• Data records:
========================================================================

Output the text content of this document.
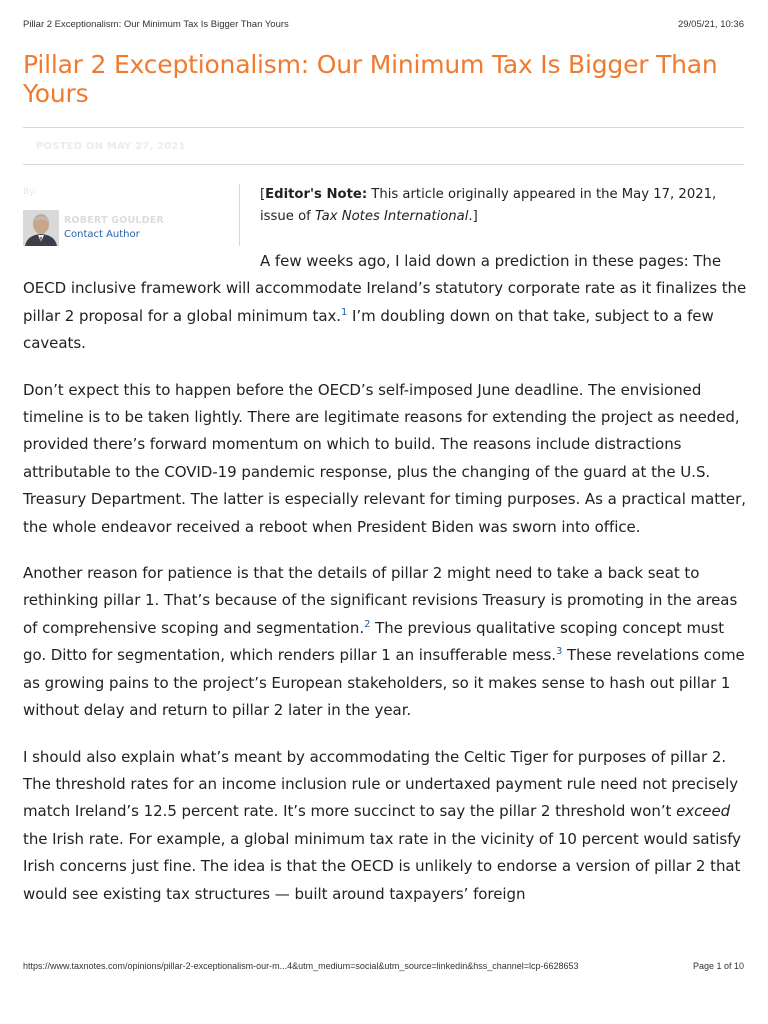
Pillar 2 Exceptionalism: Our Minimum Tax Is Bigger Than Yours	29/05/21, 10:36
Pillar 2 Exceptionalism: Our Minimum Tax Is Bigger Than Yours
POSTED ON MAY 27, 2021
By:
ROBERT GOULDER
Contact Author
[Editor's Note: This article originally appeared in the May 17, 2021, issue of Tax Notes International.]

A few weeks ago, I laid down a prediction in these pages: The OECD inclusive framework will accommodate Ireland’s statutory corporate rate as it finalizes the pillar 2 proposal for a global minimum tax.$^1$ I’m doubling down on that take, subject to a few caveats.

Don’t expect this to happen before the OECD’s self-imposed June deadline. The envisioned timeline is to be taken lightly. There are legitimate reasons for extending the project as needed, provided there’s forward momentum on which to build. The reasons include distractions attributable to the COVID-19 pandemic response, plus the changing of the guard at the U.S. Treasury Department. The latter is especially relevant for timing purposes. As a practical matter, the whole endeavor received a reboot when President Biden was sworn into office.

Another reason for patience is that the details of pillar 2 might need to take a back seat to rethinking pillar 1. That’s because of the significant revisions Treasury is promoting in the areas of comprehensive scoping and segmentation.$^2$ The previous qualitative scoping concept must go. Ditto for segmentation, which renders pillar 1 an insufferable mess.$^3$ These revelations come as growing pains to the project’s European stakeholders, so it makes sense to hash out pillar 1 without delay and return to pillar 2 later in the year.

I should also explain what’s meant by accommodating the Celtic Tiger for purposes of pillar 2. The threshold rates for an income inclusion rule or undertaxed payment rule need not precisely match Ireland’s 12.5 percent rate. It’s more succinct to say the pillar 2 threshold won’t exceed the Irish rate. For example, a global minimum tax rate in the vicinity of 10 percent would satisfy Irish concerns just fine. The idea is that the OECD is unlikely to endorse a version of pillar 2 that would see existing tax structures — built around taxpayers’ foreign

https://www.taxnotes.com/opinions/pillar-2-exceptionalism-our-m...4&utm_medium=social&utm_source=linkedin&hss_channel=lcp-6628653	Page 1 of 10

========================================================================

In the listing above, find the lines holding the word "Yours" and copy them.

• REPLY:
Pillar 2 Exceptionalism: Our Minimum Tax Is Bigger Than Yours	29/05/21, 10:36
Pillar 2 Exceptionalism: Our Minimum Tax Is Bigger Than Yours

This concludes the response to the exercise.